Start

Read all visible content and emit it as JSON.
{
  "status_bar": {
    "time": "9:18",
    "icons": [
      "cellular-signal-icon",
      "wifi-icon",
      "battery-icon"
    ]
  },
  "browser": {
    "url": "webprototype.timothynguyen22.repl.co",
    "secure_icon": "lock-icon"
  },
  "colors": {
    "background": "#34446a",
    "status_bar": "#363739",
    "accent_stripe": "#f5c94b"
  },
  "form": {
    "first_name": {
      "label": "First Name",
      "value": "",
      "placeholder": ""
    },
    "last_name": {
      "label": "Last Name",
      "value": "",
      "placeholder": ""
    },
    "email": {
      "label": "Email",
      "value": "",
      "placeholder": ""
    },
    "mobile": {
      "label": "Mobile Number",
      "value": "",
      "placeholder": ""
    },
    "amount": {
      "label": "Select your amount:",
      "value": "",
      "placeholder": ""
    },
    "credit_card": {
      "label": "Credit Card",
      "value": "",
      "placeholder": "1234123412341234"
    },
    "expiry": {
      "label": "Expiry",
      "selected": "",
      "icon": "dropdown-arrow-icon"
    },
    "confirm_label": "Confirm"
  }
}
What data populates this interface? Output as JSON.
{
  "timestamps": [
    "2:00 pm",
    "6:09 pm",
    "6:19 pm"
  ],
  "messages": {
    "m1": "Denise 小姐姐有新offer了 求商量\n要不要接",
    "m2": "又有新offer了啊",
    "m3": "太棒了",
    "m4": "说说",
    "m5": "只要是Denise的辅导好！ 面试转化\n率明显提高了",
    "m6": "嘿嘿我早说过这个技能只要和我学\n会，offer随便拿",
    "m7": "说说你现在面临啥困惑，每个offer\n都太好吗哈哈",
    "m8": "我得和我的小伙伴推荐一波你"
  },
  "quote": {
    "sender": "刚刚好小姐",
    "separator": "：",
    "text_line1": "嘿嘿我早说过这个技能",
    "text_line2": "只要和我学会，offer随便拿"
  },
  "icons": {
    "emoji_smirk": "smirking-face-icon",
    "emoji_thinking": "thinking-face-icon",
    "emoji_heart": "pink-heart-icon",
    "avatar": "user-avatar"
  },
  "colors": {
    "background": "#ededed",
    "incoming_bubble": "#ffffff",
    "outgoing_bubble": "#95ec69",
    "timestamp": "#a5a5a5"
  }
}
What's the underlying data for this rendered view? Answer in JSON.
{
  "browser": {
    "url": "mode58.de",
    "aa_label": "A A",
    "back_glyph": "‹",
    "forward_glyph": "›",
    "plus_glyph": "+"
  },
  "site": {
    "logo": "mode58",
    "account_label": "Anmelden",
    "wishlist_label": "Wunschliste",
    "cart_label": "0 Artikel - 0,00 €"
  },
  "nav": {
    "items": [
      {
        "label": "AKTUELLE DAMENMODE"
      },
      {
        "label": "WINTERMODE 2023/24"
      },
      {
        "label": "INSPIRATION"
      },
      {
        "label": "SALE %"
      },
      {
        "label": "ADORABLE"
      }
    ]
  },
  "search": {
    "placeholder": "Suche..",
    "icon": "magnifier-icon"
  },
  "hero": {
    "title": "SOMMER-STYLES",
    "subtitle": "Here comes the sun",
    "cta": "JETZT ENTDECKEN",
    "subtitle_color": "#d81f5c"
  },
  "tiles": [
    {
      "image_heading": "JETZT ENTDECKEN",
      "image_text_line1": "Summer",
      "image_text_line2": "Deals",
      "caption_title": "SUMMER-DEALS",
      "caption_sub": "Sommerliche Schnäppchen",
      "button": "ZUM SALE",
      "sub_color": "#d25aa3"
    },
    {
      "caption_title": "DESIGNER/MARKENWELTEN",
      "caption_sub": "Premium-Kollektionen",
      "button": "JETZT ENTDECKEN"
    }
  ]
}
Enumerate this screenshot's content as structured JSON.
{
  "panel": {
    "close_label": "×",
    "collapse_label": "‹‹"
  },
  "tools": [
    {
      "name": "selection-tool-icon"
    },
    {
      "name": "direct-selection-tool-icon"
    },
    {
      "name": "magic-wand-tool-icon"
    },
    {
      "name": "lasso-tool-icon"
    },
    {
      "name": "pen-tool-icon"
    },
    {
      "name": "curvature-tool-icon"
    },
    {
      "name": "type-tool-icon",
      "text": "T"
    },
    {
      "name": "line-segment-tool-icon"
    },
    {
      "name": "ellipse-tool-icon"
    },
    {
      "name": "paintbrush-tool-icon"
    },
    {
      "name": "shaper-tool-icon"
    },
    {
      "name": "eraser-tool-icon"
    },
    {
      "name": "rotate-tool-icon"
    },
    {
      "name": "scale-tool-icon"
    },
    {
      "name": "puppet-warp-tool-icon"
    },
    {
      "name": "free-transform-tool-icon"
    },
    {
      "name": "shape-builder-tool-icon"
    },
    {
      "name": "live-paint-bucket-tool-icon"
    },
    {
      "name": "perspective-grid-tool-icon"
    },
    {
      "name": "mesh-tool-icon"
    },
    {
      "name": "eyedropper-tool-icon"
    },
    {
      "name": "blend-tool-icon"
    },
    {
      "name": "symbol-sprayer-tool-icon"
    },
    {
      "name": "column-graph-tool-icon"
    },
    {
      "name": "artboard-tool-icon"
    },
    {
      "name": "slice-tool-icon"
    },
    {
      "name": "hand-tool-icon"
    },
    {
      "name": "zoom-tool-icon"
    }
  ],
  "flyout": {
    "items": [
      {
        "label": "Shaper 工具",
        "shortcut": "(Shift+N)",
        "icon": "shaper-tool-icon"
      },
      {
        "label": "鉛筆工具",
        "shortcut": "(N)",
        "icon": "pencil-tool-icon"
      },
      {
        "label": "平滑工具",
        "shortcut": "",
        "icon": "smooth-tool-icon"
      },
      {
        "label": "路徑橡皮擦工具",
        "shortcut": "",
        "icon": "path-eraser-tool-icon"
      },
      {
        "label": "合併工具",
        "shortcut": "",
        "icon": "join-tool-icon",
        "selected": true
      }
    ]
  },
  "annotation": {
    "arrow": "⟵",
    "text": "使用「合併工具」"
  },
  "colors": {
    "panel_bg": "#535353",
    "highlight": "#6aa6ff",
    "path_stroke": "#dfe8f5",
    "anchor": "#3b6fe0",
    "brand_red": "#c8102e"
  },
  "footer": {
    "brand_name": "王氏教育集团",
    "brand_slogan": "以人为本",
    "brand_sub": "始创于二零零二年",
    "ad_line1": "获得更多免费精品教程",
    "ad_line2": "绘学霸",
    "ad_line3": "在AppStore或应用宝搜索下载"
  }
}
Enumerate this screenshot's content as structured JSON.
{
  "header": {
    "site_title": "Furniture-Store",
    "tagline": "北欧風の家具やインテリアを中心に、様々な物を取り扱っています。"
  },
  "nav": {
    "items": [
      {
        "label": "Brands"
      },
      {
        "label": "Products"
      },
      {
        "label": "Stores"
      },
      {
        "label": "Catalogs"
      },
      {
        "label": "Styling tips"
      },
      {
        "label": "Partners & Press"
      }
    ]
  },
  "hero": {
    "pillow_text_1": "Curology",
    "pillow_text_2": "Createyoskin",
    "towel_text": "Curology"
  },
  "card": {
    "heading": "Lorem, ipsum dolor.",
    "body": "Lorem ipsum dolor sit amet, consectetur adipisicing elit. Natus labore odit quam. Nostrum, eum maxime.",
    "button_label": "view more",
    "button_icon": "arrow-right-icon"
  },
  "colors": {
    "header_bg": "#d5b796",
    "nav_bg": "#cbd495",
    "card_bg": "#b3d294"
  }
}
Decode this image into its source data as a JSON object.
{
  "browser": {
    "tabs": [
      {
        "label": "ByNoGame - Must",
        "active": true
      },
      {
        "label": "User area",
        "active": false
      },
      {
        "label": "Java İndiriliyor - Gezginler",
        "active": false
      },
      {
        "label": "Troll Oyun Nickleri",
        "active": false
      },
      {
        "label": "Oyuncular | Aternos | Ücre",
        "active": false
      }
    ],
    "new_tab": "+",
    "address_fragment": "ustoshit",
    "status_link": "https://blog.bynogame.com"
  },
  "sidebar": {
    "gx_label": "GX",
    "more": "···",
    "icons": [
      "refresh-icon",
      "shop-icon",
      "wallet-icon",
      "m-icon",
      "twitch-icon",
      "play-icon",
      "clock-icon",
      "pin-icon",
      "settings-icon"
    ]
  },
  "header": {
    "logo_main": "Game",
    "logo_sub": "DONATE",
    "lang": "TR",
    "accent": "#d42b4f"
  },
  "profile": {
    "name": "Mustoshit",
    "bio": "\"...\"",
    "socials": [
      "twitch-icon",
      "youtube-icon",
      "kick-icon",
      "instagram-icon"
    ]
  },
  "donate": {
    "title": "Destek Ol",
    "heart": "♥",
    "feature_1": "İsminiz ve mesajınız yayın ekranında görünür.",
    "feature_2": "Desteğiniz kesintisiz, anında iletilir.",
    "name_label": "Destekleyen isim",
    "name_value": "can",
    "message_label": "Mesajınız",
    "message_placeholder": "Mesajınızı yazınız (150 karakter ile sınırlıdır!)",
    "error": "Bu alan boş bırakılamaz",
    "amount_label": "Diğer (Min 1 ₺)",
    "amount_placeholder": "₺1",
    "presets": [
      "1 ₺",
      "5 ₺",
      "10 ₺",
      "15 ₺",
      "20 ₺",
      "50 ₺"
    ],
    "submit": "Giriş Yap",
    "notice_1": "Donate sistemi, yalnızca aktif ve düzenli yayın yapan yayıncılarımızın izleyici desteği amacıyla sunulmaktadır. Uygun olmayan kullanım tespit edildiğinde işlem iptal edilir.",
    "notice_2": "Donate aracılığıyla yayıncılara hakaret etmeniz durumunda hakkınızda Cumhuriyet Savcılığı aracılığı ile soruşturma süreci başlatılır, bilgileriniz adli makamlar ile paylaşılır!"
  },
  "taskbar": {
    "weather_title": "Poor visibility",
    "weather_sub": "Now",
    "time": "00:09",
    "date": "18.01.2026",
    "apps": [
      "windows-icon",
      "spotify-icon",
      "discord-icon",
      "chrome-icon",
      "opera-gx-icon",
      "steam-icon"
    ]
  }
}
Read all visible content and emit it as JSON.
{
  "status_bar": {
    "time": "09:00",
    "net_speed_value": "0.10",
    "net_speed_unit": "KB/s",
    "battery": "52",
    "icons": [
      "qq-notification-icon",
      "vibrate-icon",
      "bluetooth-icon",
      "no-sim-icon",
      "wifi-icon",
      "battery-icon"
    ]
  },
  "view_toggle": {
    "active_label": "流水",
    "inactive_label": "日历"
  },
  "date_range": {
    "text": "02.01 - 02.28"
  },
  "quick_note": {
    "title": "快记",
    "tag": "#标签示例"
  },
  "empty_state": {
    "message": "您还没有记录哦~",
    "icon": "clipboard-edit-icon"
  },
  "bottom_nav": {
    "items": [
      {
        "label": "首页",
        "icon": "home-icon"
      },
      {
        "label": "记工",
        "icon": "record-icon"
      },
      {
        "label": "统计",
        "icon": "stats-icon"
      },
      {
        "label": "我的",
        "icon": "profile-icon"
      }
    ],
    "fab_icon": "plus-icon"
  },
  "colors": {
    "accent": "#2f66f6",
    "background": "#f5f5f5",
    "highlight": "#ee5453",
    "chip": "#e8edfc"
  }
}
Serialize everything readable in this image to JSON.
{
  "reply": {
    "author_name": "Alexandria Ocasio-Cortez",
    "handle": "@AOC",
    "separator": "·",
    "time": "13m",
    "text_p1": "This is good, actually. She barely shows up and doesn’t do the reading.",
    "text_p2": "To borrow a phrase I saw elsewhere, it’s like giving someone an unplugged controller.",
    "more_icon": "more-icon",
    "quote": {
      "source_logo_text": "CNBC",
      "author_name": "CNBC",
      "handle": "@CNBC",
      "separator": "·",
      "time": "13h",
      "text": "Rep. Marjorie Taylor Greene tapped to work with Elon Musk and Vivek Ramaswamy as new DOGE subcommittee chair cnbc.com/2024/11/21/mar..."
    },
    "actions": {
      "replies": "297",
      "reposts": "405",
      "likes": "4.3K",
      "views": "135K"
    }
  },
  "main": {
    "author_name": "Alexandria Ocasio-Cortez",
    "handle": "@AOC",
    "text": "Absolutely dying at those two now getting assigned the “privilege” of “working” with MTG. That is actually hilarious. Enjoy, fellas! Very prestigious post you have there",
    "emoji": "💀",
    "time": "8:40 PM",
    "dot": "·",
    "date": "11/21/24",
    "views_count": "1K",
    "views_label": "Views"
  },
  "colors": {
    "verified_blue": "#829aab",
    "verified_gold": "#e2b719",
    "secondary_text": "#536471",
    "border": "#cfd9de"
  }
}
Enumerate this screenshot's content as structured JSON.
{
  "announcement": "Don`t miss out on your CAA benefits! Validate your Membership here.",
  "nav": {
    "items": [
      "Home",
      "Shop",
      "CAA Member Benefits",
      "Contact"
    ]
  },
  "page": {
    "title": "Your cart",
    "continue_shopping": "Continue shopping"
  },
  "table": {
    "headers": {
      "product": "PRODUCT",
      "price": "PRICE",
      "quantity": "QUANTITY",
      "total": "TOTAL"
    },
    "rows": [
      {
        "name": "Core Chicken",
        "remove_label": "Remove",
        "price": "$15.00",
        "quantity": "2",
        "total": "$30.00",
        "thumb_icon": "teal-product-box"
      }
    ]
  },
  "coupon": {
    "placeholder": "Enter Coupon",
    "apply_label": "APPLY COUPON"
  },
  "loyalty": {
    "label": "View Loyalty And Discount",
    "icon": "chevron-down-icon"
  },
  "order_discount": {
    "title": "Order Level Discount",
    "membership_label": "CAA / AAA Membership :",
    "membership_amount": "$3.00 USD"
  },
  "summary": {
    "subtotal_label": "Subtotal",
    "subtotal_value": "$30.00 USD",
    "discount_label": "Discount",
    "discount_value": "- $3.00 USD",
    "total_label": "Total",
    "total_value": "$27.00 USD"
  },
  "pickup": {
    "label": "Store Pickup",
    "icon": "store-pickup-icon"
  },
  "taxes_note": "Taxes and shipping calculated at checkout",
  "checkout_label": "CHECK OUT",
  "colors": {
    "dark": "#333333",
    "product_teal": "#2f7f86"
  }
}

End

■ **The problem**
Using the records above, copy each line that contains "What".

■ **Response**
What data populates this interface? Output as JSON.
What's the underlying data for this rendered view? Answer in JSON.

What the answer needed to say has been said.